Required work: Count lines with "عليه" in them. Report only the total.

(Collected data)
+++++

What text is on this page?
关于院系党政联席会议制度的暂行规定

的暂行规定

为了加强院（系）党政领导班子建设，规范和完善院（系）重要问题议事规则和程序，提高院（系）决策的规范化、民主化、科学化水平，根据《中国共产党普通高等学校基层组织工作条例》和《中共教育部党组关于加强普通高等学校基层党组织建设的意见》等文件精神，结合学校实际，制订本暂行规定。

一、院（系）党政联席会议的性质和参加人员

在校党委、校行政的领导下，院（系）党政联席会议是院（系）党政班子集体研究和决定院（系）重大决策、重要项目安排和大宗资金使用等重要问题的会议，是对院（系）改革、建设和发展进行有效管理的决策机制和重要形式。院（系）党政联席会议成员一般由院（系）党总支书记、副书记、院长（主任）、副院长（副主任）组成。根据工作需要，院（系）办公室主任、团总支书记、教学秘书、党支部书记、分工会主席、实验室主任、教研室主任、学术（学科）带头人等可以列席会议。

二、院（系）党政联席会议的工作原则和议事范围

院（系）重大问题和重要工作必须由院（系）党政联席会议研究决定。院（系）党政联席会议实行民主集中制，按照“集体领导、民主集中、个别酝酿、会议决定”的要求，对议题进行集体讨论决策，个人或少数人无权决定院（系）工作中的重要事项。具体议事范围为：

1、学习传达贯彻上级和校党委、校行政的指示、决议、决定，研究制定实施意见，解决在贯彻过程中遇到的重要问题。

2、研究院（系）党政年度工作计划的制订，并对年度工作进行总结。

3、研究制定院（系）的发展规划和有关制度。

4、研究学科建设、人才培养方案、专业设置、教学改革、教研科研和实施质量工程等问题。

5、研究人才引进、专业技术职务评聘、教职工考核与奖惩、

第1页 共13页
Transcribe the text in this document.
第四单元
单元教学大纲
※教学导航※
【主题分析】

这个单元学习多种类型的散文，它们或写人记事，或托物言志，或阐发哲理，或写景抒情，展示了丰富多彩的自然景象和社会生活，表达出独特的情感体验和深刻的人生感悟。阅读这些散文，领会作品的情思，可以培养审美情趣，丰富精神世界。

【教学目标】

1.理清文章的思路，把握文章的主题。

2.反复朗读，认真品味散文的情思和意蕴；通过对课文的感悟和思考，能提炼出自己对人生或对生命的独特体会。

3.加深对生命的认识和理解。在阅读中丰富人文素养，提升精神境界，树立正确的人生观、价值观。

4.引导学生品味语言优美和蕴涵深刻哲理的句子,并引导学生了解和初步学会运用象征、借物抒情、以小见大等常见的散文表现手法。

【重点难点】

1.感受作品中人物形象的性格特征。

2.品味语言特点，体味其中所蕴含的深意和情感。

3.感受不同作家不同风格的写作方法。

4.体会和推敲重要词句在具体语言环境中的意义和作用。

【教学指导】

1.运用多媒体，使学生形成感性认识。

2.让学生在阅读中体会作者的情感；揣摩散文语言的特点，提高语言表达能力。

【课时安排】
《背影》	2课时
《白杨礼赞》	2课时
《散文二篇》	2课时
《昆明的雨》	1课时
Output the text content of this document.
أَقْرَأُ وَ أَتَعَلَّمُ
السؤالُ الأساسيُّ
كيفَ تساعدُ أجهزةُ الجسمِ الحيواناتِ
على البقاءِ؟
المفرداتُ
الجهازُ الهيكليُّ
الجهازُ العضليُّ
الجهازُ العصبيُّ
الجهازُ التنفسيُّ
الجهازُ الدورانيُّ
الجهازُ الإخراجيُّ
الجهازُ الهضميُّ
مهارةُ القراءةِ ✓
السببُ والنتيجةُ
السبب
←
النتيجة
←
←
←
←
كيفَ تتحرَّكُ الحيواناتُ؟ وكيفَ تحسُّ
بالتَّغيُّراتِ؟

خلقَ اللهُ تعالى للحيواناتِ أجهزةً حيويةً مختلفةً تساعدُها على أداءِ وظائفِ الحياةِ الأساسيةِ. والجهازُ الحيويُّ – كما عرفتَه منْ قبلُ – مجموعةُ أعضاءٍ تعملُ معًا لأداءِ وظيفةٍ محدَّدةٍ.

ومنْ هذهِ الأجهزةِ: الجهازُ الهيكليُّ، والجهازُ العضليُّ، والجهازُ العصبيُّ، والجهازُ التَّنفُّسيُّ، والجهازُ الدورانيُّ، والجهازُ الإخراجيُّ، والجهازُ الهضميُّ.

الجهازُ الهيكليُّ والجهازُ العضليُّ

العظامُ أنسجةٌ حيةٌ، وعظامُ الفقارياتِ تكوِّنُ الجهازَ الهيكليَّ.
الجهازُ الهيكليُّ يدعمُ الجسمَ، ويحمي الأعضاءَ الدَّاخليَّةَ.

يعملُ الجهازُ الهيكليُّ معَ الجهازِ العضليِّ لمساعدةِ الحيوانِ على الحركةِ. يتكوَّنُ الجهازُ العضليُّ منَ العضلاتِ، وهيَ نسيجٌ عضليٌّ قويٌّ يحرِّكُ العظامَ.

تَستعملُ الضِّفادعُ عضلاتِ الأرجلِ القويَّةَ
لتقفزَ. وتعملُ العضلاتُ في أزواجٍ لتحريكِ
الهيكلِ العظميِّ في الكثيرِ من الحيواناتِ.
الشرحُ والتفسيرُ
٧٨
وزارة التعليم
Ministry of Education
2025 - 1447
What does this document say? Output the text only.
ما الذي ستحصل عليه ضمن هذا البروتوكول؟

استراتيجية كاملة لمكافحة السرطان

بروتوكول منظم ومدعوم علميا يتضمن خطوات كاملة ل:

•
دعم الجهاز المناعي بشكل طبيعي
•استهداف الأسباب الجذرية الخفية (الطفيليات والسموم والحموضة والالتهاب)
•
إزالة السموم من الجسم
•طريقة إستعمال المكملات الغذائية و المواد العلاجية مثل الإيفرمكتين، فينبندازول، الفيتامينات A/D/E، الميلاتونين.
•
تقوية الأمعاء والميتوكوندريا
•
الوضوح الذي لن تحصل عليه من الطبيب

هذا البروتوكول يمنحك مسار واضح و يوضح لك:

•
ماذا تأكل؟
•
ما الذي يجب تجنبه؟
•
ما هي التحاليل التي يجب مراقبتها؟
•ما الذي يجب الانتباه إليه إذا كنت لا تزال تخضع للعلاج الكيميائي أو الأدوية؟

+++++

Task solution: 2